Dataset items:
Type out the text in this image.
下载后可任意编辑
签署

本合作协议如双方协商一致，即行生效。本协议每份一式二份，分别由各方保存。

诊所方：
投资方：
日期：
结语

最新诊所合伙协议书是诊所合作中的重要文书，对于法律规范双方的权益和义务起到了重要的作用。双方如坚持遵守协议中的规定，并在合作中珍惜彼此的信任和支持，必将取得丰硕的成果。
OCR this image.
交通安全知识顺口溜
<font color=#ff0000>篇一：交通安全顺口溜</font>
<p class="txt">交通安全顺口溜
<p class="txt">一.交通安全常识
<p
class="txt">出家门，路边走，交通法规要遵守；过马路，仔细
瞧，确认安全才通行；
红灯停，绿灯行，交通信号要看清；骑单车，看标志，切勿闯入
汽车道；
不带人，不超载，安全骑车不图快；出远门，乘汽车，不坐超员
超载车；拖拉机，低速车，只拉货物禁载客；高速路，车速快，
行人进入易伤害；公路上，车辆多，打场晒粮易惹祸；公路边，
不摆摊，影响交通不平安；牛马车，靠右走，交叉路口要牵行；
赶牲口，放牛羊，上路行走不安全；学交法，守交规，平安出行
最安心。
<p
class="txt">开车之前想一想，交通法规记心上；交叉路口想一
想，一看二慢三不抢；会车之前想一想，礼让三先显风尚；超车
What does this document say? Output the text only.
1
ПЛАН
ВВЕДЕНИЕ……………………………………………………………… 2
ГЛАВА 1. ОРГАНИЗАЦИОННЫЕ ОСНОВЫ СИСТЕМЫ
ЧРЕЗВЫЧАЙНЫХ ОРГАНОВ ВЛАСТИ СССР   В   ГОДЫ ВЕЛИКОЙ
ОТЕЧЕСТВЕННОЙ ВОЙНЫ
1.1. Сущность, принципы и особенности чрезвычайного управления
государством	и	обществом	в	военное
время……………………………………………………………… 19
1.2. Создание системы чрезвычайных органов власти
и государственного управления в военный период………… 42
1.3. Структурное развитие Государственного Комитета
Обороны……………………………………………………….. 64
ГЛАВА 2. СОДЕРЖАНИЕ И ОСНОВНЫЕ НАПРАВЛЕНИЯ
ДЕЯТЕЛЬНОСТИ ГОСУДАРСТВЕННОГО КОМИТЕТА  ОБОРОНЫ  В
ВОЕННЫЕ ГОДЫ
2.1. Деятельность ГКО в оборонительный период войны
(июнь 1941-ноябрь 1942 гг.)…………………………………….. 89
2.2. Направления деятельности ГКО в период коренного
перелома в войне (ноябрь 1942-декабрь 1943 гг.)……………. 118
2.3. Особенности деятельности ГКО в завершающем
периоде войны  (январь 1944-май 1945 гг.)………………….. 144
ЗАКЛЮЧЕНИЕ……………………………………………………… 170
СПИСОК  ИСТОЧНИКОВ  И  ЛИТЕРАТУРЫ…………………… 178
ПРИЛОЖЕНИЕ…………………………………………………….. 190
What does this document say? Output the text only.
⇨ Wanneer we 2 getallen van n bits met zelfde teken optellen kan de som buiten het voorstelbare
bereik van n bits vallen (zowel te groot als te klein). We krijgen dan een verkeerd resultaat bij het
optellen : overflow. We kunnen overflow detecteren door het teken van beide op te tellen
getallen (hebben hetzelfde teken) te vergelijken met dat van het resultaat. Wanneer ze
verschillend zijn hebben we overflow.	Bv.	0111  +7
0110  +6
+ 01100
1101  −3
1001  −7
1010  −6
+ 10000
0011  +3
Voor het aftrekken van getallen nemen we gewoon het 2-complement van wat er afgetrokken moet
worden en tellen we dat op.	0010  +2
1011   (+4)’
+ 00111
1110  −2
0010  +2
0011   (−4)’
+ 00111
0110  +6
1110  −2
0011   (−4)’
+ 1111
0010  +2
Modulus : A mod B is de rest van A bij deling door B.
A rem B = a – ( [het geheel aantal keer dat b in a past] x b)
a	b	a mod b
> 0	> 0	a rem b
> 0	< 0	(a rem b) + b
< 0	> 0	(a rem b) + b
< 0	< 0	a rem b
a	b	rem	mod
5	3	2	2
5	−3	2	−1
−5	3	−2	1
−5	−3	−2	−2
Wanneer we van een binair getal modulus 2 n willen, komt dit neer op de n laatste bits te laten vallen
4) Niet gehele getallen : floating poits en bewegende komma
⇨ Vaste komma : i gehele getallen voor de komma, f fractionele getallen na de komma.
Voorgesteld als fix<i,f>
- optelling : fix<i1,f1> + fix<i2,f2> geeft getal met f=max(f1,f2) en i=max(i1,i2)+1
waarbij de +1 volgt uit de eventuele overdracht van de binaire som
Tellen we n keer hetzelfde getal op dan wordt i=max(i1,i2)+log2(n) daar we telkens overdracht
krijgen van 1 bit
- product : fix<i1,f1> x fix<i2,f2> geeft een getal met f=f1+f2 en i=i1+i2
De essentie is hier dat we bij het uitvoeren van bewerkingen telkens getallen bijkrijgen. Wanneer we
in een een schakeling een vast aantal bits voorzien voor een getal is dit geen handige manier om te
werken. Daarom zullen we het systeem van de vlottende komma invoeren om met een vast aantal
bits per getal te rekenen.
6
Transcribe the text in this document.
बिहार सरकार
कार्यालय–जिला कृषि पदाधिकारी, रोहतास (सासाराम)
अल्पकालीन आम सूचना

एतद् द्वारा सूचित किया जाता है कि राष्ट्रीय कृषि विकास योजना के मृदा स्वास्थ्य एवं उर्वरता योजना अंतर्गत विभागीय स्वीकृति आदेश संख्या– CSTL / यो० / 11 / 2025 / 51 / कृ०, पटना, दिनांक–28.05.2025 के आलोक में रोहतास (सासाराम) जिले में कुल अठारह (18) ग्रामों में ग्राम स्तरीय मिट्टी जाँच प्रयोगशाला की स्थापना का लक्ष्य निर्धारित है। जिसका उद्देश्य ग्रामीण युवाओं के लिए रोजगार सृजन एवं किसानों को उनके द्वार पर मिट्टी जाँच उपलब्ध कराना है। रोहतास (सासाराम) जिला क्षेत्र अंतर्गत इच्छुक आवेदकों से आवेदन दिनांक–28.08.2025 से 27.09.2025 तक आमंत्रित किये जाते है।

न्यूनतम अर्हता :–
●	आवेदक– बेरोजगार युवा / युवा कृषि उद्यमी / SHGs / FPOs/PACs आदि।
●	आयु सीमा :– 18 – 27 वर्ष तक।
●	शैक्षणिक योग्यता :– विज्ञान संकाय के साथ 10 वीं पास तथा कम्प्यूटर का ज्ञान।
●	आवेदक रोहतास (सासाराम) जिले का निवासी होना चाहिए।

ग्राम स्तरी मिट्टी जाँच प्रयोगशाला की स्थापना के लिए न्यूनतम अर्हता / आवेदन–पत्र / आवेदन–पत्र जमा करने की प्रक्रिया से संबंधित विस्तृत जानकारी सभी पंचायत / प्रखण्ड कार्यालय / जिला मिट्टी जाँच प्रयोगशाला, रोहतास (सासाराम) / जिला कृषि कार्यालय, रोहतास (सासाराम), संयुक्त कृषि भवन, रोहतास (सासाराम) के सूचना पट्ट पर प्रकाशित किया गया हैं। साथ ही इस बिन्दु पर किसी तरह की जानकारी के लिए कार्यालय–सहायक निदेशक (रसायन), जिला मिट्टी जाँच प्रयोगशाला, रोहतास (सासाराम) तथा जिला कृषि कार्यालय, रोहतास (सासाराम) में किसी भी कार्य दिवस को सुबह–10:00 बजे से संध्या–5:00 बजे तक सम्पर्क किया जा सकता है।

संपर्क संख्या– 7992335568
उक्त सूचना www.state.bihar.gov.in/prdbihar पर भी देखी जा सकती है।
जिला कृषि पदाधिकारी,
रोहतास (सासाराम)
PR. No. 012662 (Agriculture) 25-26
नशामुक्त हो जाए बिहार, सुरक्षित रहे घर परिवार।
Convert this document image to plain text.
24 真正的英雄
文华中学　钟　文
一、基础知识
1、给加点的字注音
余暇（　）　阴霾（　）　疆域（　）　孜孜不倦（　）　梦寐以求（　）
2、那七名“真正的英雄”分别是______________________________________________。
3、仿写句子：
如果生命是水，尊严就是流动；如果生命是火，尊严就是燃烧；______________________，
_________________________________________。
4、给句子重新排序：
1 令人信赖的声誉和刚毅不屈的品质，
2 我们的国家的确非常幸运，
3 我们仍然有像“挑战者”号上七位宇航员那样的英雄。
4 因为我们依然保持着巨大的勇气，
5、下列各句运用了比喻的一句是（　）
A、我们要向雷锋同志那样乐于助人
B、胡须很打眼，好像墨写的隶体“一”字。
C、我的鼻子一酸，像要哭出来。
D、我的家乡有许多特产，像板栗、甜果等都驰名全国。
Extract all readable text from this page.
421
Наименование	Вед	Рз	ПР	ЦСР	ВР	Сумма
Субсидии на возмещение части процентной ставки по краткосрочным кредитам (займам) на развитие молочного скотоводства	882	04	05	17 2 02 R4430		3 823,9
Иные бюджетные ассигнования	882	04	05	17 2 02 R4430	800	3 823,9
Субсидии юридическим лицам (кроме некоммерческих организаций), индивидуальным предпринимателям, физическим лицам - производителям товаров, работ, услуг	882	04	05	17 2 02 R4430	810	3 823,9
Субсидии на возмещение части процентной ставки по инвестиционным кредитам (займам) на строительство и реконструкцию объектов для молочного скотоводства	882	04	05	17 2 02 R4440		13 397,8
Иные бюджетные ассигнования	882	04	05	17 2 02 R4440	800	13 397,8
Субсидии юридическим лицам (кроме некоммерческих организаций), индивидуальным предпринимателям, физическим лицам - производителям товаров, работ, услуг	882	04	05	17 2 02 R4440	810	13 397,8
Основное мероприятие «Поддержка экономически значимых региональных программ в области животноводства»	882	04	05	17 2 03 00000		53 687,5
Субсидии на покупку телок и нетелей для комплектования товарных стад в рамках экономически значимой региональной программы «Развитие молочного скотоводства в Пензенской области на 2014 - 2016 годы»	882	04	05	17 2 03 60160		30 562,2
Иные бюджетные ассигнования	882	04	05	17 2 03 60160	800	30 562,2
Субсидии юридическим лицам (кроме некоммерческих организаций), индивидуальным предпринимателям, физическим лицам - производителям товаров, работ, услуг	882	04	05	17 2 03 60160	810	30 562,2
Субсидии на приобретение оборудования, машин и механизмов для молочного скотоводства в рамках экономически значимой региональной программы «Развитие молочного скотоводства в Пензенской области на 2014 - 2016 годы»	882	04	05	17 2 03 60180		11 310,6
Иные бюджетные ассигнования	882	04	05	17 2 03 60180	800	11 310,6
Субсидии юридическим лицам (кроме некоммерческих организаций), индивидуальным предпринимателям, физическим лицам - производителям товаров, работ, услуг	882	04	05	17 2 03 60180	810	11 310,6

• [GIVEN REQUEST]: Filter the listing for the word "aantal" and copy every line that holds it.

• [REPLY]:
A rem B = a – ( [het geheel aantal keer dat b in a past] x b)
in een een schakeling een vast aantal bits voorzien voor een getal is dit geen handige manier om te
werken. Daarom zullen we het systeem van de vlottende komma invoeren om met een vast aantal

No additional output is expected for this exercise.